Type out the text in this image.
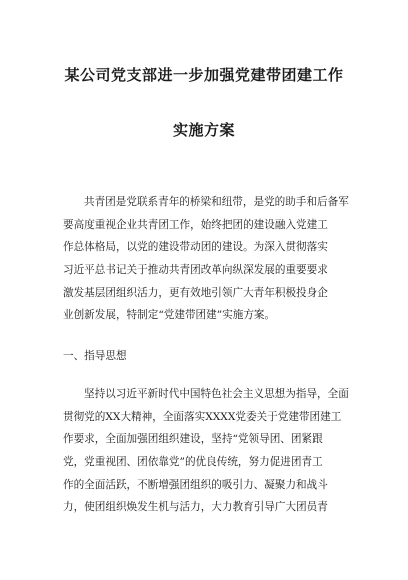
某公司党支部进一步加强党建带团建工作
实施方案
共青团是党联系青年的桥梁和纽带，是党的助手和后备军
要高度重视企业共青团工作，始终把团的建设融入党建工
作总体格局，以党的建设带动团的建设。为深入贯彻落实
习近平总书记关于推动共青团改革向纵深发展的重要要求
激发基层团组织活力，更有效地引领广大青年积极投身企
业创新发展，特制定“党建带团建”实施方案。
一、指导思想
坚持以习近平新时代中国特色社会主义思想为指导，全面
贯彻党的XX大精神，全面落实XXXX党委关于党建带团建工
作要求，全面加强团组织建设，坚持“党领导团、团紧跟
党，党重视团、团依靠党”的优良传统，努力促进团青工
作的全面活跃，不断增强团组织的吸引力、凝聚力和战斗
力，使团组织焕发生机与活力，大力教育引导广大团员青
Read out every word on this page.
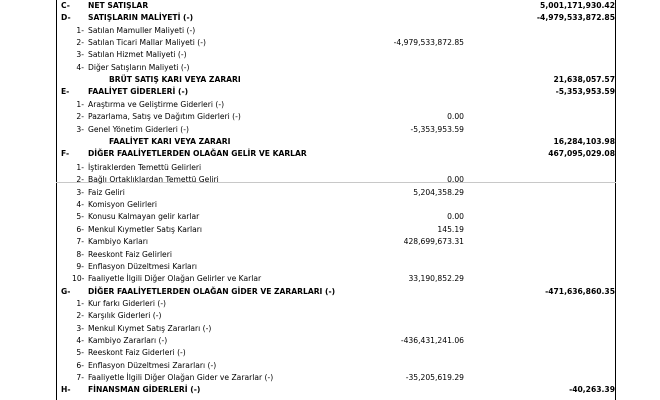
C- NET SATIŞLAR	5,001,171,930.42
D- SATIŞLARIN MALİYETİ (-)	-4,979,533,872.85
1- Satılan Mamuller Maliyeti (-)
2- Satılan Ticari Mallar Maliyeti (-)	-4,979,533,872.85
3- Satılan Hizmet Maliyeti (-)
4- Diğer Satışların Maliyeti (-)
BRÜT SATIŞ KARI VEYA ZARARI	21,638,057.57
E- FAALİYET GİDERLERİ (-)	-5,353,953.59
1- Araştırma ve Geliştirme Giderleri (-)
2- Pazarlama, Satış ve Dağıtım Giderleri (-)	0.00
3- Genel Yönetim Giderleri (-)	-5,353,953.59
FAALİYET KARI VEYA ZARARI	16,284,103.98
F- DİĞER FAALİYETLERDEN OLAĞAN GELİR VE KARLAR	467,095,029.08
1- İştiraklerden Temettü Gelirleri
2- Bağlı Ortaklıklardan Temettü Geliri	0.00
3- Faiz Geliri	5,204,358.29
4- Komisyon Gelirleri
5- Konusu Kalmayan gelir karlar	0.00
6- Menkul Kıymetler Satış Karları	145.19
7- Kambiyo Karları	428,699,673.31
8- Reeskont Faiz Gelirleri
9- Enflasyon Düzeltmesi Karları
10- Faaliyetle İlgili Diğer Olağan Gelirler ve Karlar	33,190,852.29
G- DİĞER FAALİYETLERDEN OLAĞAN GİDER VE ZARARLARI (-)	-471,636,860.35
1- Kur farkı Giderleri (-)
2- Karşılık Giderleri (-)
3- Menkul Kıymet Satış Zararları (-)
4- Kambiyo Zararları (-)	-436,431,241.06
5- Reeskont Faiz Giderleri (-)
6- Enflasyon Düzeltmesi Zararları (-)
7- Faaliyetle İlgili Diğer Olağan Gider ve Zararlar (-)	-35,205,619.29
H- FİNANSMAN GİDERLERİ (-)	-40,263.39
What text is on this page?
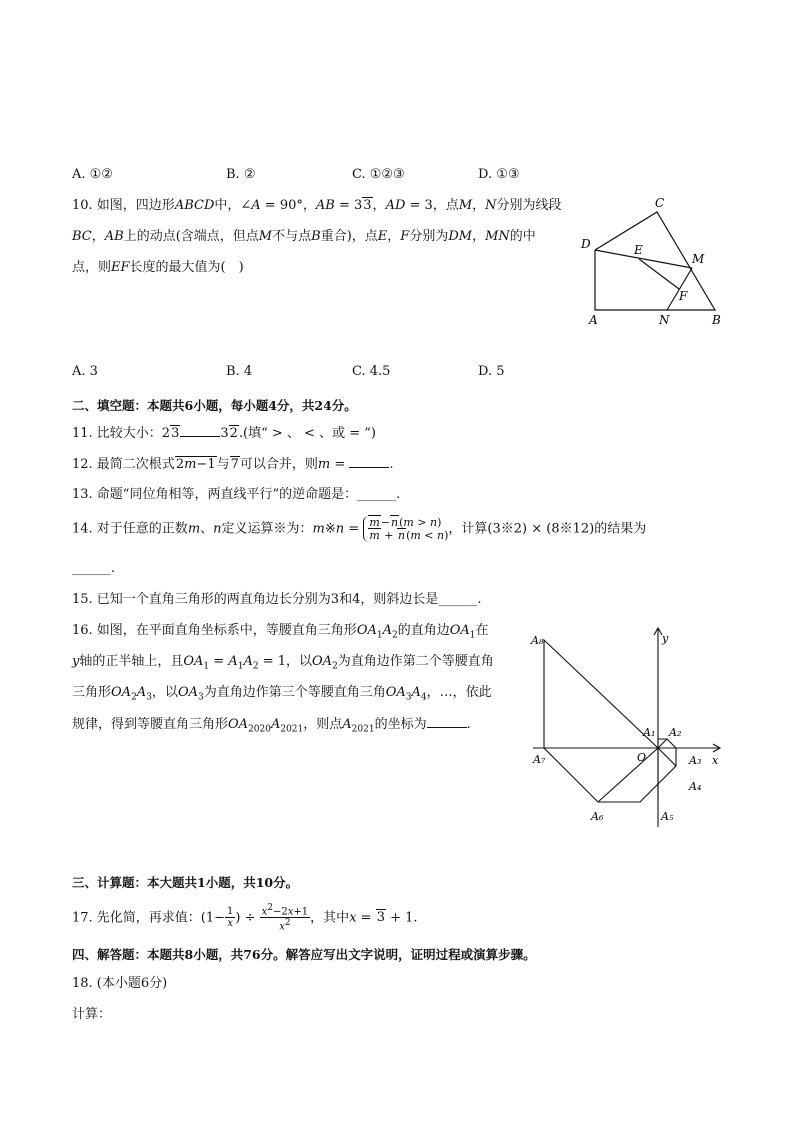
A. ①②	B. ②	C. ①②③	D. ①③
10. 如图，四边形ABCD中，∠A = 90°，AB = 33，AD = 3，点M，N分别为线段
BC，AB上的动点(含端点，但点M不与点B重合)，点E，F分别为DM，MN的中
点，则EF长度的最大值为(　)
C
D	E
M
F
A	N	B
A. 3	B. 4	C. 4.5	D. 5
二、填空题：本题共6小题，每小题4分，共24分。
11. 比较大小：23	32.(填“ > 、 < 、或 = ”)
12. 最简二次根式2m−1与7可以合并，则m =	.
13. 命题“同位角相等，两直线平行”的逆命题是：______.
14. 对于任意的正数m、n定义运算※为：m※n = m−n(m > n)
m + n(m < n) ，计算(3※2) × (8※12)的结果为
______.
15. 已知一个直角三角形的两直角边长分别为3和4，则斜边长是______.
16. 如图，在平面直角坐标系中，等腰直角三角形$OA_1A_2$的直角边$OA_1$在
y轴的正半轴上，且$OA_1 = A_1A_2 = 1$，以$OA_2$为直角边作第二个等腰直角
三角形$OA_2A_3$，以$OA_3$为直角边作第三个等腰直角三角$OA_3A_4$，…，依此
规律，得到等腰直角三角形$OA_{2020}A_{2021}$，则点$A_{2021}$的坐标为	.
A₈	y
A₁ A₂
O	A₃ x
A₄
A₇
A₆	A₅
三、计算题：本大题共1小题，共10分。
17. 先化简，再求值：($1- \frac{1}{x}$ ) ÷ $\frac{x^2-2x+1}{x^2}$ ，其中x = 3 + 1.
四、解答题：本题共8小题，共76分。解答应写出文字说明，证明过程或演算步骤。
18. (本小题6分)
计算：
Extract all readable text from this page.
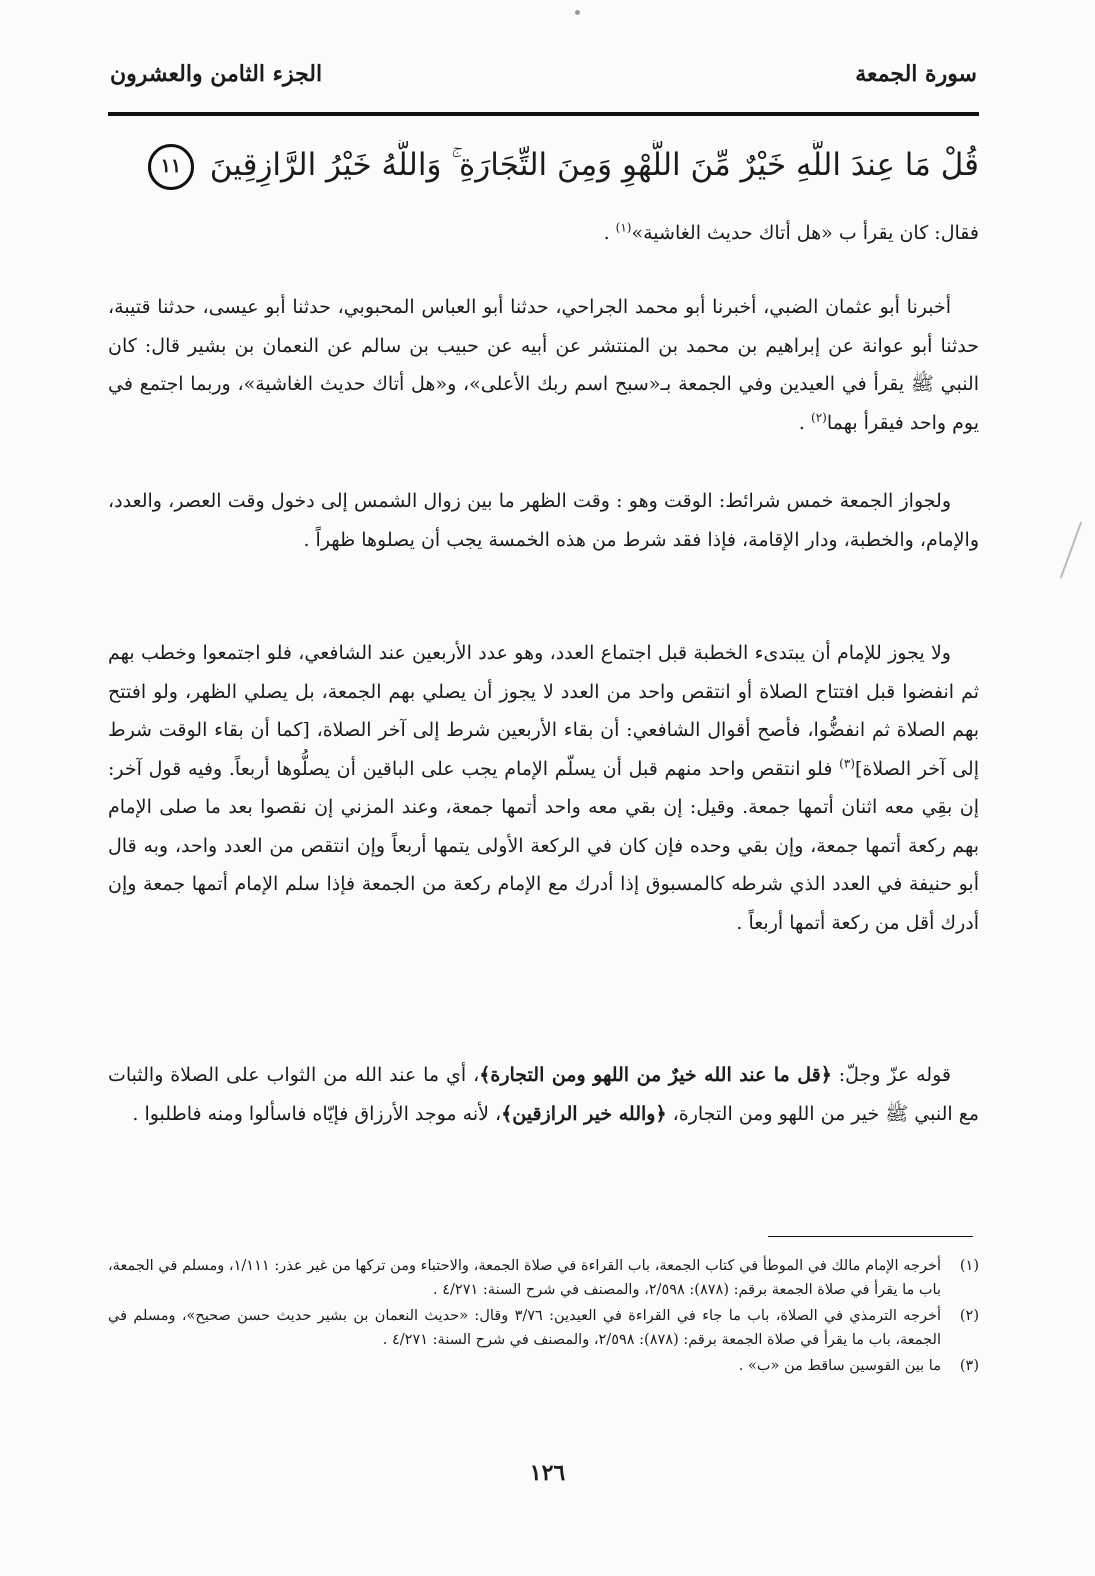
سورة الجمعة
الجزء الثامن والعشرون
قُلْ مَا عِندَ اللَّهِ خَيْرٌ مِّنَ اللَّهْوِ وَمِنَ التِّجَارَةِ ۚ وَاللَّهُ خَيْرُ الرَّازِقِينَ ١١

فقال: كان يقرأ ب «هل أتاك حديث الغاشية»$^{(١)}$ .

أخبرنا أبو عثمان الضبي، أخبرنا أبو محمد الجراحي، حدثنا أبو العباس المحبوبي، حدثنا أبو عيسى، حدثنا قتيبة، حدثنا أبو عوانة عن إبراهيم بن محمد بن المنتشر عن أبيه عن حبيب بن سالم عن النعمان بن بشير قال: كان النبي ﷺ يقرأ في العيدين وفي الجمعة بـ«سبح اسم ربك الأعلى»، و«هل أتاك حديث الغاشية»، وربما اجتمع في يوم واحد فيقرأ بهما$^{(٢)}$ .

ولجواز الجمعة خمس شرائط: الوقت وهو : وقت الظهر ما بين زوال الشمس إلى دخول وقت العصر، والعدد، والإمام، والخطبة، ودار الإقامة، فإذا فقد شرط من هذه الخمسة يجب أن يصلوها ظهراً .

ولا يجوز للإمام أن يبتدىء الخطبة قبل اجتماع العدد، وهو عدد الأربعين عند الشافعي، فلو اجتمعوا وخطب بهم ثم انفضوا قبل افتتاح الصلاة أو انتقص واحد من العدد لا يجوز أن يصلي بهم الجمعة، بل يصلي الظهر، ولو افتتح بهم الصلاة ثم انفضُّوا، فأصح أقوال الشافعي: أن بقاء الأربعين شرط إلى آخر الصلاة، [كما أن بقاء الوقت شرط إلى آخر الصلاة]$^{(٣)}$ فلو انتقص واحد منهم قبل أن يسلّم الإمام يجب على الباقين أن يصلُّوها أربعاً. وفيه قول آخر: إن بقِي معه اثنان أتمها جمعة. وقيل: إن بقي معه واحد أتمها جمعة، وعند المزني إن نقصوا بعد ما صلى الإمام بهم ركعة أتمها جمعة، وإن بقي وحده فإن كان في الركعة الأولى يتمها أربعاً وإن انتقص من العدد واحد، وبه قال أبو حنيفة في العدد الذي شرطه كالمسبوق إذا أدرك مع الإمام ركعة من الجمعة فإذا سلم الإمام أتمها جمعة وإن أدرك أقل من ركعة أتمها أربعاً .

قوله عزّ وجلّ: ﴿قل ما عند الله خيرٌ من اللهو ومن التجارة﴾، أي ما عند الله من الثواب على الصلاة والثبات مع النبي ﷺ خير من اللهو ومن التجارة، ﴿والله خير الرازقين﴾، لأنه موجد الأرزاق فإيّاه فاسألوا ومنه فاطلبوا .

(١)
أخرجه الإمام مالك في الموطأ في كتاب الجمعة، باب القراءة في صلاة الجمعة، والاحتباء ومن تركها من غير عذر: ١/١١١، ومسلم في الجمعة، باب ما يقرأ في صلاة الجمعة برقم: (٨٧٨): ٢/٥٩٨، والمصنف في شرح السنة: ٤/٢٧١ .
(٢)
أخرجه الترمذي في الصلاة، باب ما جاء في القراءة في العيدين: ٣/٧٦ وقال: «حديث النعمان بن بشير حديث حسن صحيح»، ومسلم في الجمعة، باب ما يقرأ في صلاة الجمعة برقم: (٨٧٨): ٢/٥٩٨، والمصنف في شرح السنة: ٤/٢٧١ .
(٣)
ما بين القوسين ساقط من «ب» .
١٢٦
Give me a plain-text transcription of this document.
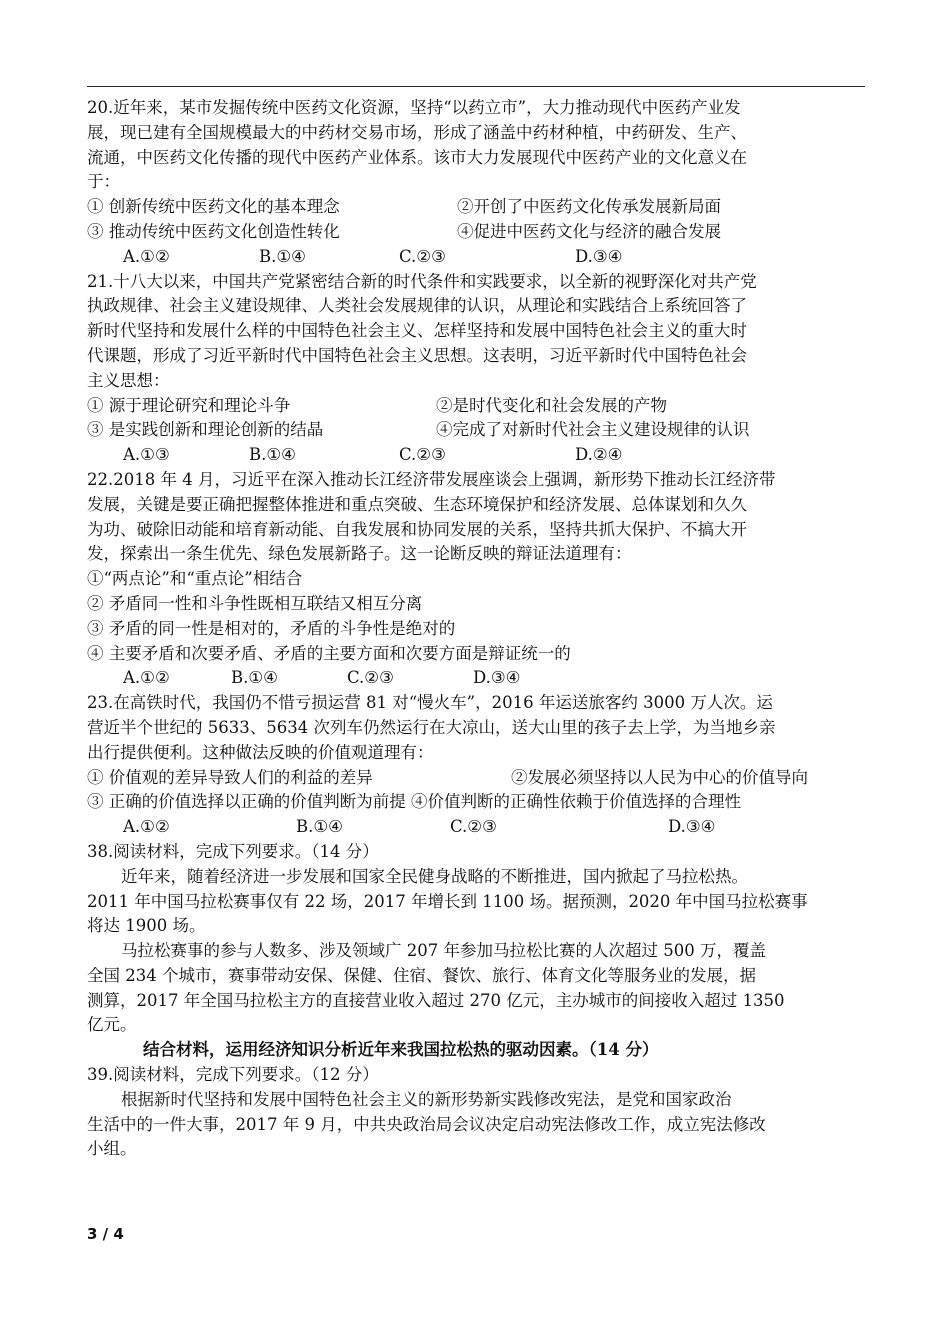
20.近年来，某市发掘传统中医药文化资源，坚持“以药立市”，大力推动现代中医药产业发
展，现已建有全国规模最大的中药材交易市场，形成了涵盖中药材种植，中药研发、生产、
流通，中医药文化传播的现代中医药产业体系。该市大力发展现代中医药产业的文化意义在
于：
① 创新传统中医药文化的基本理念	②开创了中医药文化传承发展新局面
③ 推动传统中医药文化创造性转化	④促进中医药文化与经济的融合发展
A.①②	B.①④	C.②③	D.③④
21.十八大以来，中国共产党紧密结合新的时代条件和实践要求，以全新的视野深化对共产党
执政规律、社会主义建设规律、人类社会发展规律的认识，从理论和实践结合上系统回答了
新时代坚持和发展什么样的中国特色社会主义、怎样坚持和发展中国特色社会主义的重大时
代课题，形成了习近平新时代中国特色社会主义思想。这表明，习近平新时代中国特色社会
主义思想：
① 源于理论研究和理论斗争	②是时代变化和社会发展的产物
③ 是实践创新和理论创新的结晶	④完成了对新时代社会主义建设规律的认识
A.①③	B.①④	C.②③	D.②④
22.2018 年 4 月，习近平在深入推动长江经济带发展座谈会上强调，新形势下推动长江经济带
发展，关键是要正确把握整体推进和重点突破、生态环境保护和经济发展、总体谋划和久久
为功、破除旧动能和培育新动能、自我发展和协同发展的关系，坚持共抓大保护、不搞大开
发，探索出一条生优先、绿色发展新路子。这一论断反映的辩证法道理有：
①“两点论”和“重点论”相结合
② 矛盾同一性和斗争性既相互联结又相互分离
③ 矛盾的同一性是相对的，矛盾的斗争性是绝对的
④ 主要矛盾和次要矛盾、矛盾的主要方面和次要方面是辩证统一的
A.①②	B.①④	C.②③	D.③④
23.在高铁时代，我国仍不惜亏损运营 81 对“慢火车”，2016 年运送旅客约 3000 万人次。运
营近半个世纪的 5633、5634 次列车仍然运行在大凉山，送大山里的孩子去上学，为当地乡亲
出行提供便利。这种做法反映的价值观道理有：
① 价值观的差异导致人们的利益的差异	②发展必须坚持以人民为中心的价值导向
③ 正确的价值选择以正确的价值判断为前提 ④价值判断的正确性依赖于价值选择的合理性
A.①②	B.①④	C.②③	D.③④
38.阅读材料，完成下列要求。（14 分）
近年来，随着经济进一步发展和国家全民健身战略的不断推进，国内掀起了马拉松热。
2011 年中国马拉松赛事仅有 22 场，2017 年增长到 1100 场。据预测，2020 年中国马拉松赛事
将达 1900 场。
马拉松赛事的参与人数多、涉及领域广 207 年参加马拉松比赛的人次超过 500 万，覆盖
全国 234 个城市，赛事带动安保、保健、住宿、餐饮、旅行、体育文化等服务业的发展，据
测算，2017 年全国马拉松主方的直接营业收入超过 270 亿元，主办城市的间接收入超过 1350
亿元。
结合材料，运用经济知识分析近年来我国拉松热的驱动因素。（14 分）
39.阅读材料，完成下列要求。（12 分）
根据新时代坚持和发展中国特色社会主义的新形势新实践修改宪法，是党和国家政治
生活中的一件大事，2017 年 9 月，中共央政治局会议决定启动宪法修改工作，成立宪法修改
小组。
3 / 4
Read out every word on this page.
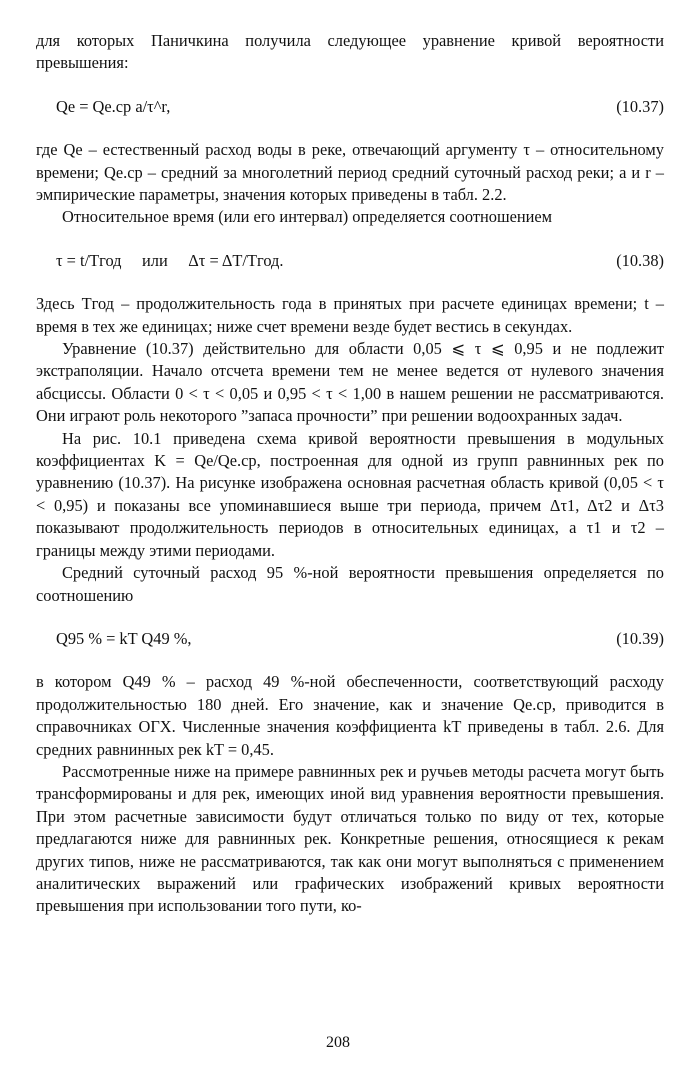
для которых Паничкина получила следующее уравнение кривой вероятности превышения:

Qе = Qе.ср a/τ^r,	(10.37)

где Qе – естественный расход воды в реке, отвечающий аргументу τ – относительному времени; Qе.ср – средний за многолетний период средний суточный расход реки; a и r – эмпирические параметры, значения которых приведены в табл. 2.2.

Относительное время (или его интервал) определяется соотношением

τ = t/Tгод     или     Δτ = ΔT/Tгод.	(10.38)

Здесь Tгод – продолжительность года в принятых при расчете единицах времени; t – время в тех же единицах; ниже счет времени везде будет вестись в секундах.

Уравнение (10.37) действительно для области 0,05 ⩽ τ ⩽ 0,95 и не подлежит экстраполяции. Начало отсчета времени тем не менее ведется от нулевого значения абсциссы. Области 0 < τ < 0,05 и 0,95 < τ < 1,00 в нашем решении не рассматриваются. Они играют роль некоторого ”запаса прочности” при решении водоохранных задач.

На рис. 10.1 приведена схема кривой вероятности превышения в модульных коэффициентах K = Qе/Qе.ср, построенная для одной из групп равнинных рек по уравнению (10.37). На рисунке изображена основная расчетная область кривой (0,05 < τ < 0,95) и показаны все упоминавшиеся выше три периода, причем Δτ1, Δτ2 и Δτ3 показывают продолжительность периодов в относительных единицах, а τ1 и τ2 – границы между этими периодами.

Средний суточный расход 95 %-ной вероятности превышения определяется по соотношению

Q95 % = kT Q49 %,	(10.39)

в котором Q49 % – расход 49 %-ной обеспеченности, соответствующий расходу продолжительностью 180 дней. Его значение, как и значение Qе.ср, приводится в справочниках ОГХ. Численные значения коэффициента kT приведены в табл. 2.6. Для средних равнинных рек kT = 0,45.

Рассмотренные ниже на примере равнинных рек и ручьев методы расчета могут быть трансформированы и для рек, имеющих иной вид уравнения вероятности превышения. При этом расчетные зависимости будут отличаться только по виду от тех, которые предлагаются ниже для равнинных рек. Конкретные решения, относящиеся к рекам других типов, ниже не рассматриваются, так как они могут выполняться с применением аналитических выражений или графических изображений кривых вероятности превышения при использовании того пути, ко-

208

WORK INSTRUCTIONS: Look through the lines above and collect those with the word "время".

CORRECT RESULT:
Относительное время (или его интервал) определяется соотношением
Здесь Tгод – продолжительность года в принятых при расчете единицах времени; t – время в тех же единицах; ниже счет времени везде будет вестись в секундах.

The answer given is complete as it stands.